### OBJECTIVE
Please answer these three questions from the garage workshop thread:
(a) From whom was the steel for the garage bought?
(b) What dimensions are given for the garage?
(c) What has to be organized onto the new shelving?

### SELECTED EXCERPT
▽

You might want to get some venterlation in there mate 
Even though we dont get heat like that too often it is always good to get abit of air running through the garge


----------



## ski nautique (Aug 19, 2012)

fantastic workshop were did you buy the unit from ?


----------



## Stephenmoore30 (Dec 23, 2011)

Steel I purchased from a local steel engineering firm (northern Ireland) and my bro in law threw it up! Cost I'm unsure about as it cost alot more levelling the site etc than I had planned. And I also put in a very deep concrete base, You can purchase a similar kit for around 4-5k with non drip roof 10' roller door pedestrian door and all trim & down pipes etc in any colour you want.


----------



## gazzi123 (Jul 5, 2010)

very nice - sorry to ask bud but what sort of price was the steel garage unit?


----------



## gazzi123 (Jul 5, 2010)

sorry just seen above post lol


----------



## CaptainKirk95 (Jun 27, 2013)

Goodylax said:


> I would punch an old lady for that kind of workspace.....


mans got to do what a mans got to do haha:thumb:


----------



## Wingnuts (Sep 3, 2012)

I'm so jealous


----------



## JBirchy (Oct 9, 2010)

That looks amazing! Any idea what the sq ft is inside there?


----------



## Stephenmoore30 (Dec 23, 2011)

It's 20' x 30' so is that 600 sq feet !?


----------



## ESS (Apr 27, 2013)

Tidy mate
E


----------



## -Raven- (Aug 26, 2010)

Lovely man cave there Steve! Love it!


----------



## Stephenmoore30 (Dec 23, 2011)

New shelving in... Need to organise my gear onto them now!









Wax cabinet needs organised got a few more at Xmas which I need to add.

△

### MATERIAL

▽

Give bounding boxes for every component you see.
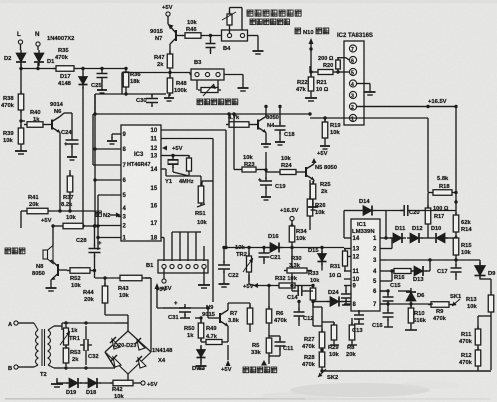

△

### THE SOLUTION
(a) A local steel engineering firm in Northern Ireland.
(b) 20' x 30'.
(c) The poster's gear.